[Document text — start]

Publication and re-use of Web service resources improves service stability and interoperability and cuts development time. When rationalizing resources they can be thought of in common programming terms:
XSD Schemas - Declare and define types and structures.
XML Documents - Serve as constant static document instances to be shared between different services.
WSDL Definitions - Establish:
interfaces (portTypes) - which operations accept and return which messages, and which messages use which structures and types.
bindings - which transports and serialization approaches are to be used with which operations.
services - which bindings are logically encapsulated together; which port(s) host live applications using those bindings.
XSLT Transforms - Let documents and structures of one or more types be copied or assigned to documents of different types - frequently, on a one to one basis, but many to one and one to many use cases also work as pre- or post- processing manifolds and in report generation.
All of these documents use XML as their basic medium. BEA AquaLogic Service Registry leverages XML parsing capabilities and takes a document resource from a URL to create special records.
Publish an XSD Schema URL and the registry will generate a record containing a unique tModel key and the document's targetNamespace.
Publish an XML document URL and the registry will not only create a record with key but will also include a reference within that record to the schema resource(s) on which the document is based.
Publish an XSLT Transformation, and the registry will also include references to all input schemas and output schemas that the transformation leverages.

[Document text — finish]
[Excerpted records — start]

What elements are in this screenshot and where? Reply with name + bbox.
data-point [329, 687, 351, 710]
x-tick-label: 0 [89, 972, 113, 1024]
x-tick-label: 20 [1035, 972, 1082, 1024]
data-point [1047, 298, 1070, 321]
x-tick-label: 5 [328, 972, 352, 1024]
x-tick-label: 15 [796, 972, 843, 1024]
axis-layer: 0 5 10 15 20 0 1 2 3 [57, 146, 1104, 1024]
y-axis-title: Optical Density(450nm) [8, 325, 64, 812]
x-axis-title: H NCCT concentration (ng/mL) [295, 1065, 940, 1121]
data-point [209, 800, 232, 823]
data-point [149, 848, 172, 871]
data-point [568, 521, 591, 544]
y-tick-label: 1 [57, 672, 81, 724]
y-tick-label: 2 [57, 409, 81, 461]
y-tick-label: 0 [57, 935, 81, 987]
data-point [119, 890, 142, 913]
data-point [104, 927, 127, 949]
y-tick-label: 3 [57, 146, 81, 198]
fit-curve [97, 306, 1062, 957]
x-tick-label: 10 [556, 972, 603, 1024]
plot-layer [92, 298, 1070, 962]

[Excerpted records — finish]

Tasks to perform
[1] Reproduce the passage on Web service resources word for word from "XML Documents - Serve" to "using those bindings.".
[2] According to the passage on Web service resources, why is it worth publishing and re-using these resources? Answer in one to three sentences.
[3] Pick up the passage on Web service resources after its last sentence and keep writing.
The records were drawn from a different source than the passage on Web service resources.

Answers to the tasks
[1]
XML Documents - Serve as constant static document instances to be shared between different services.
WSDL Definitions - Establish:
interfaces (portTypes) - which operations accept and return which messages, and which messages use which structures and types.
bindings - which transports and serialization approaches are to be used with which operations.
services - which bindings are logically encapsulated together; which port(s) host live applications using those bindings.

[2] Publishing and re-using Web service resources makes services more stable and better able to work together. It also cuts development time.

[3]
Publish a WSDL and the registry automatically generates Interface and Endpoint records.
"QName" is just a way of refering to the combined namespace and localname of an XML element. In the registry automatic reference generation depends on the consistent use of XML namespaces in the original documents.
When an XML resource is parsed, the xmlns (namespace) attributes of its elements are checked against the target namespace property in published schemas. Whenever a match is found the matching schema is added to the Namespaces property of the XML record.
This same approach is used when working with XSLT resources. All namespaces are checked against XSD records in the registry. Matches are plugged instantly into the new XSLT record. New schemas are added.
With this release (5.5) documents are not validated against their schemas.
In the loosely coupled distributed worlds of SOA systems relationships between type declarations(XSD), instances(XML), and operations(XSLT, WSDL) have the potential to become somewhat complex. The automation of namespace and schema matching upon resource publication makes such relations easy to explore and understand.